-- begin Material supplied --

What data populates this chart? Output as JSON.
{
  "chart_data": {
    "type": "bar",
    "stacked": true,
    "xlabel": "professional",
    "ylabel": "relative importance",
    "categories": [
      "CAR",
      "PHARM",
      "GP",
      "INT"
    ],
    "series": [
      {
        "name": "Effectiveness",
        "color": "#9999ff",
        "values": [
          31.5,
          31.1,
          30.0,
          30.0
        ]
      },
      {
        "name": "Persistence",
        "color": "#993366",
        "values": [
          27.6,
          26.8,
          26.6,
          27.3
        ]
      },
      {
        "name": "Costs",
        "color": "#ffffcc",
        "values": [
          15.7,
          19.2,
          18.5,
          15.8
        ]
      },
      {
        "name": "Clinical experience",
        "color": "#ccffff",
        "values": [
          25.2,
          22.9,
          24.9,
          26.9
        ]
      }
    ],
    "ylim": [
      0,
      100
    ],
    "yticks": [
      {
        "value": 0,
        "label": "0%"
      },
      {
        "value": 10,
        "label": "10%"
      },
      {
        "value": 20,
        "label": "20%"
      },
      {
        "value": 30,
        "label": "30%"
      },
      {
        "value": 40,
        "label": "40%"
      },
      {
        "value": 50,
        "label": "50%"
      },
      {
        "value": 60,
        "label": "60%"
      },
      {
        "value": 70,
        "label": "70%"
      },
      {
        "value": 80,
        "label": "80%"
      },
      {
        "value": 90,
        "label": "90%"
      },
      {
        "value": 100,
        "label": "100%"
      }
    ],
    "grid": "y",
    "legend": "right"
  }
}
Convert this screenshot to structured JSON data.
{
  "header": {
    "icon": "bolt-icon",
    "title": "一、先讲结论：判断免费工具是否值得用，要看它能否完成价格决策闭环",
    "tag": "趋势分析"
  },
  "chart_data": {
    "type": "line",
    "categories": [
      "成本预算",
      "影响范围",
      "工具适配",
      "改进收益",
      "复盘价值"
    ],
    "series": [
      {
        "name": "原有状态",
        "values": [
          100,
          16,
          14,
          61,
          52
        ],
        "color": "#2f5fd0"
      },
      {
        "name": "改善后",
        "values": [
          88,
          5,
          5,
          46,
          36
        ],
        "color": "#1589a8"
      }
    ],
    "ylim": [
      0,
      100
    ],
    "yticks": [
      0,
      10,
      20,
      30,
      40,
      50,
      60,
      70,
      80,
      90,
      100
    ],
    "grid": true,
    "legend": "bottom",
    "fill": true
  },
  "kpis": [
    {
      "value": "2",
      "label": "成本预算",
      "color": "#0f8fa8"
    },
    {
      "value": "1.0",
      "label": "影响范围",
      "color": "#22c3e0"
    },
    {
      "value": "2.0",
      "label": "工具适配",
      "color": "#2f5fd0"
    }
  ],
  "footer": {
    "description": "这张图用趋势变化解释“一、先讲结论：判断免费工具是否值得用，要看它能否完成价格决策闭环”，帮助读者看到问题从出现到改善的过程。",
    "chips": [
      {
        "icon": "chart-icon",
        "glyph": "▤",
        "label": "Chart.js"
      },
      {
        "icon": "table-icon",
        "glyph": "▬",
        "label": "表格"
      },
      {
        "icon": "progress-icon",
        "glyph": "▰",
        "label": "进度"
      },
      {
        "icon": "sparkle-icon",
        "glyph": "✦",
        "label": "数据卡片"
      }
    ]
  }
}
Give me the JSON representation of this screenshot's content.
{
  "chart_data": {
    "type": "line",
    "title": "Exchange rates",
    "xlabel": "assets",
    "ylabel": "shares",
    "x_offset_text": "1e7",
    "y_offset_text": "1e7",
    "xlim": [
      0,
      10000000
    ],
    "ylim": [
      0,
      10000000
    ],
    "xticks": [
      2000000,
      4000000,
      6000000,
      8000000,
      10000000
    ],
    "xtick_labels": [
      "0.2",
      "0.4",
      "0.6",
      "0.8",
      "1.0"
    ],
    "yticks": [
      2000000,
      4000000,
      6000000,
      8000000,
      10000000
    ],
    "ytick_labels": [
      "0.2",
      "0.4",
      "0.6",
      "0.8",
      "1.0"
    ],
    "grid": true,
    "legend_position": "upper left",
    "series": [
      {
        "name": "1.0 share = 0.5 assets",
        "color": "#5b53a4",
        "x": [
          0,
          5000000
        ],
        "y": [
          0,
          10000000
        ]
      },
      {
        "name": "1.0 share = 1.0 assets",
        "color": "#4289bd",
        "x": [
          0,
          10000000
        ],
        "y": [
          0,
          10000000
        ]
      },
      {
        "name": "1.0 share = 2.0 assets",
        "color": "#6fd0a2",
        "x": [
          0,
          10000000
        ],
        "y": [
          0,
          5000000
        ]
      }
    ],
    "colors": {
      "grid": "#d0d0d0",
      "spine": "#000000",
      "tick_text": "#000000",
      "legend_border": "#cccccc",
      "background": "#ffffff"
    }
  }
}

-- end Material supplied --

**Brief:**
Reproduce the data shown above exactly.

**Solution to this task:**
What data populates this chart? Output as JSON.
{
  "chart_data": {
    "type": "bar",
    "stacked": true,
    "xlabel": "professional",
    "ylabel": "relative importance",
    "categories": [
      "CAR",
      "PHARM",
      "GP",
      "INT"
    ],
    "series": [
      {
        "name": "Effectiveness",
        "color": "#9999ff",
        "values": [
          31.5,
          31.1,
          30.0,
          30.0
        ]
      },
      {
        "name": "Persistence",
        "color": "#993366",
        "values": [
          27.6,
          26.8,
          26.6,
          27.3
        ]
      },
      {
        "name": "Costs",
        "color": "#ffffcc",
        "values": [
          15.7,
          19.2,
          18.5,
          15.8
        ]
      },
      {
        "name": "Clinical experience",
        "color": "#ccffff",
        "values": [
          25.2,
          22.9,
          24.9,
          26.9
        ]
      }
    ],
    "ylim": [
      0,
      100
    ],
    "yticks": [
      {
        "value": 0,
        "label": "0%"
      },
      {
        "value": 10,
        "label": "10%"
      },
      {
        "value": 20,
        "label": "20%"
      },
      {
        "value": 30,
        "label": "30%"
      },
      {
        "value": 40,
        "label": "40%"
      },
      {
        "value": 50,
        "label": "50%"
      },
      {
        "value": 60,
        "label": "60%"
      },
      {
        "value": 70,
        "label": "70%"
      },
      {
        "value": 80,
        "label": "80%"
      },
      {
        "value": 90,
        "label": "90%"
      },
      {
        "value": 100,
        "label": "100%"
      }
    ],
    "grid": "y",
    "legend": "right"
  }
}
Convert this screenshot to structured JSON data.
{
  "header": {
    "icon": "bolt-icon",
    "title": "一、先讲结论：判断免费工具是否值得用，要看它能否完成价格决策闭环",
    "tag": "趋势分析"
  },
  "chart_data": {
    "type": "line",
    "categories": [
      "成本预算",
      "影响范围",
      "工具适配",
      "改进收益",
      "复盘价值"
    ],
    "series": [
      {
        "name": "原有状态",
        "values": [
          100,
          16,
          14,
          61,
          52
        ],
        "color": "#2f5fd0"
      },
      {
        "name": "改善后",
        "values": [
          88,
          5,
          5,
          46,
          36
        ],
        "color": "#1589a8"
      }
    ],
    "ylim": [
      0,
      100
    ],
    "yticks": [
      0,
      10,
      20,
      30,
      40,
      50,
      60,
      70,
      80,
      90,
      100
    ],
    "grid": true,
    "legend": "bottom",
    "fill": true
  },
  "kpis": [
    {
      "value": "2",
      "label": "成本预算",
      "color": "#0f8fa8"
    },
    {
      "value": "1.0",
      "label": "影响范围",
      "color": "#22c3e0"
    },
    {
      "value": "2.0",
      "label": "工具适配",
      "color": "#2f5fd0"
    }
  ],
  "footer": {
    "description": "这张图用趋势变化解释“一、先讲结论：判断免费工具是否值得用，要看它能否完成价格决策闭环”，帮助读者看到问题从出现到改善的过程。",
    "chips": [
      {
        "icon": "chart-icon",
        "glyph": "▤",
        "label": "Chart.js"
      },
      {
        "icon": "table-icon",
        "glyph": "▬",
        "label": "表格"
      },
      {
        "icon": "progress-icon",
        "glyph": "▰",
        "label": "进度"
      },
      {
        "icon": "sparkle-icon",
        "glyph": "✦",
        "label": "数据卡片"
      }
    ]
  }
}
Give me the JSON representation of this screenshot's content.
{
  "chart_data": {
    "type": "line",
    "title": "Exchange rates",
    "xlabel": "assets",
    "ylabel": "shares",
    "x_offset_text": "1e7",
    "y_offset_text": "1e7",
    "xlim": [
      0,
      10000000
    ],
    "ylim": [
      0,
      10000000
    ],
    "xticks": [
      2000000,
      4000000,
      6000000,
      8000000,
      10000000
    ],
    "xtick_labels": [
      "0.2",
      "0.4",
      "0.6",
      "0.8",
      "1.0"
    ],
    "yticks": [
      2000000,
      4000000,
      6000000,
      8000000,
      10000000
    ],
    "ytick_labels": [
      "0.2",
      "0.4",
      "0.6",
      "0.8",
      "1.0"
    ],
    "grid": true,
    "legend_position": "upper left",
    "series": [
      {
        "name": "1.0 share = 0.5 assets",
        "color": "#5b53a4",
        "x": [
          0,
          5000000
        ],
        "y": [
          0,
          10000000
        ]
      },
      {
        "name": "1.0 share = 1.0 assets",
        "color": "#4289bd",
        "x": [
          0,
          10000000
        ],
        "y": [
          0,
          10000000
        ]
      },
      {
        "name": "1.0 share = 2.0 assets",
        "color": "#6fd0a2",
        "x": [
          0,
          10000000
        ],
        "y": [
          0,
          5000000
        ]
      }
    ],
    "colors": {
      "grid": "#d0d0d0",
      "spine": "#000000",
      "tick_text": "#000000",
      "legend_border": "#cccccc",
      "background": "#ffffff"
    }
  }
}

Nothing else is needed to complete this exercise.